[Saved data entries]
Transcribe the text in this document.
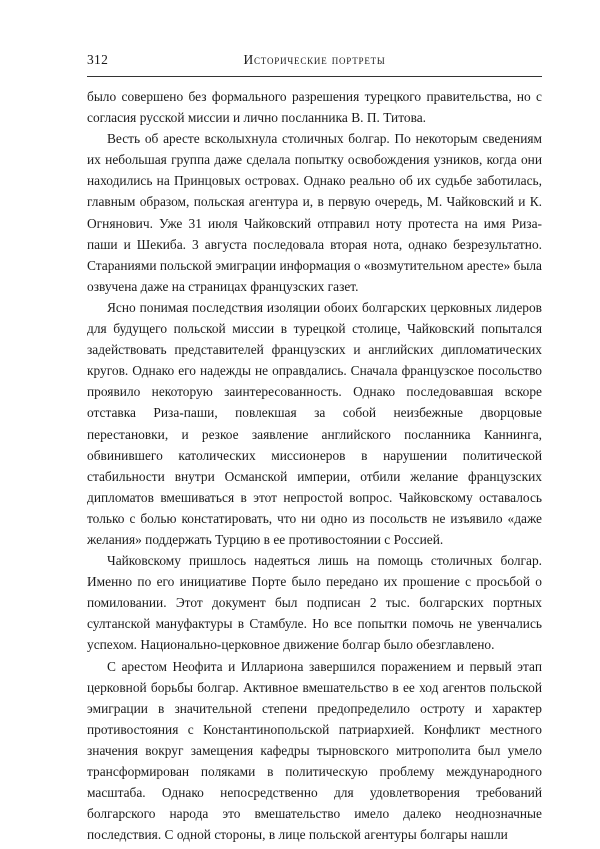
312	Исторические портреты

было совершено без формального разрешения турецкого правительства, но с согласия русской миссии и лично посланника В. П. Титова.

Весть об аресте всколыхнула столичных болгар. По некоторым сведениям их небольшая группа даже сделала попытку освобождения узников, когда они находились на Принцовых островах. Однако реально об их судьбе заботилась, главным образом, польская агентура и, в первую очередь, М. Чайковский и К. Огнянович. Уже 31 июля Чайковский отправил ноту протеста на имя Риза-паши и Шекиба. 3 августа последовала вторая нота, однако безрезультатно. Стараниями польской эмиграции информация о «возмутительном аресте» была озвучена даже на страницах французских газет.

Ясно понимая последствия изоляции обоих болгарских церковных лидеров для будущего польской миссии в турецкой столице, Чайковский попытался задействовать представителей французских и английских дипломатических кругов. Однако его надежды не оправдались. Сначала французское посольство проявило некоторую заинтересованность. Однако последовавшая вскоре отставка Риза-паши, повлекшая за собой неизбежные дворцовые перестановки, и резкое заявление английского посланника Каннинга, обвинившего католических миссионеров в нарушении политической стабильности внутри Османской империи, отбили желание французских дипломатов вмешиваться в этот непростой вопрос. Чайковскому оставалось только с болью констатировать, что ни одно из посольств не изъявило «даже желания» поддержать Турцию в ее противостоянии с Россией.

Чайковскому пришлось надеяться лишь на помощь столичных болгар. Именно по его инициативе Порте было передано их прошение с просьбой о помиловании. Этот документ был подписан 2 тыс. болгарских портных султанской мануфактуры в Стамбуле. Но все попытки помочь не увенчались успехом. Национально-церковное движение болгар было обезглавлено.

С арестом Неофита и Иллариона завершился поражением и первый этап церковной борьбы болгар. Активное вмешательство в ее ход агентов польской эмиграции в значительной степени предопределило остроту и характер противостояния с Константинопольской патриархией. Конфликт местного значения вокруг замещения кафедры тырновского митрополита был умело трансформирован поляками в политическую проблему международного масштаба. Однако непосредственно для удовлетворения требований болгарского народа это вмешательство имело далеко неоднозначные последствия. С одной стороны, в лице польской агентуры болгары нашли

Objective: Give an exact reproduction of every line, leaving out any picture.

Task answer:
Transcribe the text in this document.
312	Исторические портреты

было совершено без формального разрешения турецкого правительства, но с согласия русской миссии и лично посланника В. П. Титова.

Весть об аресте всколыхнула столичных болгар. По некоторым сведениям их небольшая группа даже сделала попытку освобождения узников, когда они находились на Принцовых островах. Однако реально об их судьбе заботилась, главным образом, польская агентура и, в первую очередь, М. Чайковский и К. Огнянович. Уже 31 июля Чайковский отправил ноту протеста на имя Риза-паши и Шекиба. 3 августа последовала вторая нота, однако безрезультатно. Стараниями польской эмиграции информация о «возмутительном аресте» была озвучена даже на страницах французских газет.

Ясно понимая последствия изоляции обоих болгарских церковных лидеров для будущего польской миссии в турецкой столице, Чайковский попытался задействовать представителей французских и английских дипломатических кругов. Однако его надежды не оправдались. Сначала французское посольство проявило некоторую заинтересованность. Однако последовавшая вскоре отставка Риза-паши, повлекшая за собой неизбежные дворцовые перестановки, и резкое заявление английского посланника Каннинга, обвинившего католических миссионеров в нарушении политической стабильности внутри Османской империи, отбили желание французских дипломатов вмешиваться в этот непростой вопрос. Чайковскому оставалось только с болью констатировать, что ни одно из посольств не изъявило «даже желания» поддержать Турцию в ее противостоянии с Россией.

Чайковскому пришлось надеяться лишь на помощь столичных болгар. Именно по его инициативе Порте было передано их прошение с просьбой о помиловании. Этот документ был подписан 2 тыс. болгарских портных султанской мануфактуры в Стамбуле. Но все попытки помочь не увенчались успехом. Национально-церковное движение болгар было обезглавлено.

С арестом Неофита и Иллариона завершился поражением и первый этап церковной борьбы болгар. Активное вмешательство в ее ход агентов польской эмиграции в значительной степени предопределило остроту и характер противостояния с Константинопольской патриархией. Конфликт местного значения вокруг замещения кафедры тырновского митрополита был умело трансформирован поляками в политическую проблему международного масштаба. Однако непосредственно для удовлетворения требований болгарского народа это вмешательство имело далеко неоднозначные последствия. С одной стороны, в лице польской агентуры болгары нашли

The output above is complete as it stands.